INSTRUCTIONS FOR THE TASK:
The records below must be transcribed exactly. Do not include the pictures.

╔══

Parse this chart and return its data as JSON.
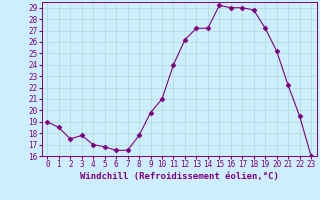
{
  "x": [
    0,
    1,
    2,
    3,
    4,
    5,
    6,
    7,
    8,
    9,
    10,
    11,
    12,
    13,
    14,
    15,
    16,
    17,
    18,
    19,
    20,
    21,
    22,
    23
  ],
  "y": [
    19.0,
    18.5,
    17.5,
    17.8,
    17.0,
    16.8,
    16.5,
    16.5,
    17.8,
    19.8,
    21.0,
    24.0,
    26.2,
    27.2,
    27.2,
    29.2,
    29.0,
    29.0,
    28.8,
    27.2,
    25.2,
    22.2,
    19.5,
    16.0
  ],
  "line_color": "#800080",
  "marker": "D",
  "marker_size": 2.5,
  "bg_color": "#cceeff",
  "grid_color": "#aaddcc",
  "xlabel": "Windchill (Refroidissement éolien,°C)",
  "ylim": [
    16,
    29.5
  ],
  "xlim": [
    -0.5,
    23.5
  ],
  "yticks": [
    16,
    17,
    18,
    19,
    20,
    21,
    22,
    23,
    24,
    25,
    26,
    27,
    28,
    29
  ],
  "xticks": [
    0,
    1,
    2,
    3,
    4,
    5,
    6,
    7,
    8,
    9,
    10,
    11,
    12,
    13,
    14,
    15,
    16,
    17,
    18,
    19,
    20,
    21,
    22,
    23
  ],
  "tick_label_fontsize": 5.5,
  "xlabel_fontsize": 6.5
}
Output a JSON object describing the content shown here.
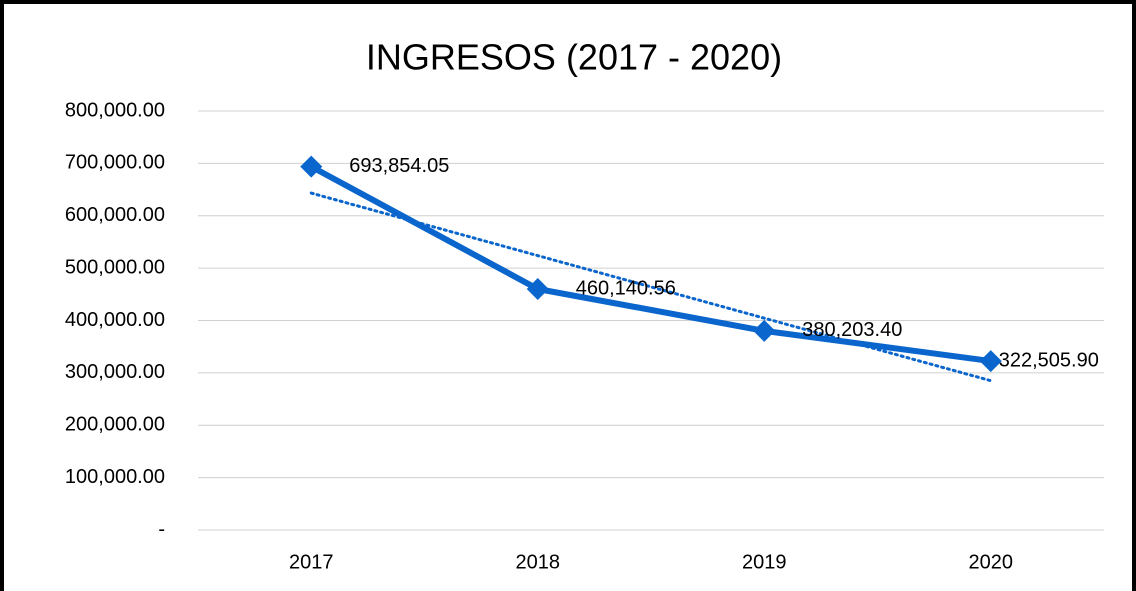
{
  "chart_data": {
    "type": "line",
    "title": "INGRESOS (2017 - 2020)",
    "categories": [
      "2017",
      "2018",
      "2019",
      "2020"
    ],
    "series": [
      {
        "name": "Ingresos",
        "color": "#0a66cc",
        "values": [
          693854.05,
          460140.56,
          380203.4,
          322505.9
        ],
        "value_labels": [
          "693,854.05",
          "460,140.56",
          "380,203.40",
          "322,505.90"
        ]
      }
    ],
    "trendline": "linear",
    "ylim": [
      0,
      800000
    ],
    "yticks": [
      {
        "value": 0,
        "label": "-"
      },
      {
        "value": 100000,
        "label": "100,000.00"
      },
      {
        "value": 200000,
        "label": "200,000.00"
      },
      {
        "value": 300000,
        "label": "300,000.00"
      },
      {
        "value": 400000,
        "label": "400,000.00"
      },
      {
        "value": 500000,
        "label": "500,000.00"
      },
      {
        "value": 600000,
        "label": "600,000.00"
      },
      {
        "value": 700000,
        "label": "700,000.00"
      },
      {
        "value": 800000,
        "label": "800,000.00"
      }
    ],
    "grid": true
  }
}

╚══

COMPLETE OUTPUT:
Parse this chart and return its data as JSON.
{
  "x": [
    0,
    1,
    2,
    3,
    4,
    5,
    6,
    7,
    8,
    9,
    10,
    11,
    12,
    13,
    14,
    15,
    16,
    17,
    18,
    19,
    20,
    21,
    22,
    23
  ],
  "y": [
    19.0,
    18.5,
    17.5,
    17.8,
    17.0,
    16.8,
    16.5,
    16.5,
    17.8,
    19.8,
    21.0,
    24.0,
    26.2,
    27.2,
    27.2,
    29.2,
    29.0,
    29.0,
    28.8,
    27.2,
    25.2,
    22.2,
    19.5,
    16.0
  ],
  "line_color": "#800080",
  "marker": "D",
  "marker_size": 2.5,
  "bg_color": "#cceeff",
  "grid_color": "#aaddcc",
  "xlabel": "Windchill (Refroidissement éolien,°C)",
  "ylim": [
    16,
    29.5
  ],
  "xlim": [
    -0.5,
    23.5
  ],
  "yticks": [
    16,
    17,
    18,
    19,
    20,
    21,
    22,
    23,
    24,
    25,
    26,
    27,
    28,
    29
  ],
  "xticks": [
    0,
    1,
    2,
    3,
    4,
    5,
    6,
    7,
    8,
    9,
    10,
    11,
    12,
    13,
    14,
    15,
    16,
    17,
    18,
    19,
    20,
    21,
    22,
    23
  ],
  "tick_label_fontsize": 5.5,
  "xlabel_fontsize": 6.5
}
Output a JSON object describing the content shown here.
{
  "chart_data": {
    "type": "line",
    "title": "INGRESOS (2017 - 2020)",
    "categories": [
      "2017",
      "2018",
      "2019",
      "2020"
    ],
    "series": [
      {
        "name": "Ingresos",
        "color": "#0a66cc",
        "values": [
          693854.05,
          460140.56,
          380203.4,
          322505.9
        ],
        "value_labels": [
          "693,854.05",
          "460,140.56",
          "380,203.40",
          "322,505.90"
        ]
      }
    ],
    "trendline": "linear",
    "ylim": [
      0,
      800000
    ],
    "yticks": [
      {
        "value": 0,
        "label": "-"
      },
      {
        "value": 100000,
        "label": "100,000.00"
      },
      {
        "value": 200000,
        "label": "200,000.00"
      },
      {
        "value": 300000,
        "label": "300,000.00"
      },
      {
        "value": 400000,
        "label": "400,000.00"
      },
      {
        "value": 500000,
        "label": "500,000.00"
      },
      {
        "value": 600000,
        "label": "600,000.00"
      },
      {
        "value": 700000,
        "label": "700,000.00"
      },
      {
        "value": 800000,
        "label": "800,000.00"
      }
    ],
    "grid": true
  }
}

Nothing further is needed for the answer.